Below is a set of records; restate each one word for word.

## START TASK INPUT

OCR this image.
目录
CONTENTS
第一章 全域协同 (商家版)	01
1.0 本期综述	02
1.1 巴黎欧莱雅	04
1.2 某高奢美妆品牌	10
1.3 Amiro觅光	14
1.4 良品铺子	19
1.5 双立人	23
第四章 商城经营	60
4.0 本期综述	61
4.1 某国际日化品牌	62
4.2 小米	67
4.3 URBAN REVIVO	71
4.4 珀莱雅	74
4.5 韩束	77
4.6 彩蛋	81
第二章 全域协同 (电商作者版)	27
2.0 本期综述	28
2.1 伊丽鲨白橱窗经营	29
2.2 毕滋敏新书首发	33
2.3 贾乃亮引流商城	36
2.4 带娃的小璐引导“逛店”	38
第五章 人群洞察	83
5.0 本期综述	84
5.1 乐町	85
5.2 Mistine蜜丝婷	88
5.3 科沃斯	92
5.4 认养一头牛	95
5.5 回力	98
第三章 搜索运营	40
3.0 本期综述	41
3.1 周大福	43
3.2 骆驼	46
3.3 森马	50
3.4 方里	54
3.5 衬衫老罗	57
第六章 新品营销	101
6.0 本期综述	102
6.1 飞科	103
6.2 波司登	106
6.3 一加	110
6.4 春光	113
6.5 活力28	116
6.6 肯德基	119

## END TASK INPUT

- **TASK ANSWER**
OCR this image.
目录
CONTENTS
第一章 全域协同 (商家版)	01
1.0 本期综述	02
1.1 巴黎欧莱雅	04
1.2 某高奢美妆品牌	10
1.3 Amiro觅光	14
1.4 良品铺子	19
1.5 双立人	23
第四章 商城经营	60
4.0 本期综述	61
4.1 某国际日化品牌	62
4.2 小米	67
4.3 URBAN REVIVO	71
4.4 珀莱雅	74
4.5 韩束	77
4.6 彩蛋	81
第二章 全域协同 (电商作者版)	27
2.0 本期综述	28
2.1 伊丽鲨白橱窗经营	29
2.2 毕滋敏新书首发	33
2.3 贾乃亮引流商城	36
2.4 带娃的小璐引导“逛店”	38
第五章 人群洞察	83
5.0 本期综述	84
5.1 乐町	85
5.2 Mistine蜜丝婷	88
5.3 科沃斯	92
5.4 认养一头牛	95
5.5 回力	98
第三章 搜索运营	40
3.0 本期综述	41
3.1 周大福	43
3.2 骆驼	46
3.3 森马	50
3.4 方里	54
3.5 衬衫老罗	57
第六章 新品营销	101
6.0 本期综述	102
6.1 飞科	103
6.2 波司登	106
6.3 一加	110
6.4 春光	113
6.5 活力28	116
6.6 肯德基	119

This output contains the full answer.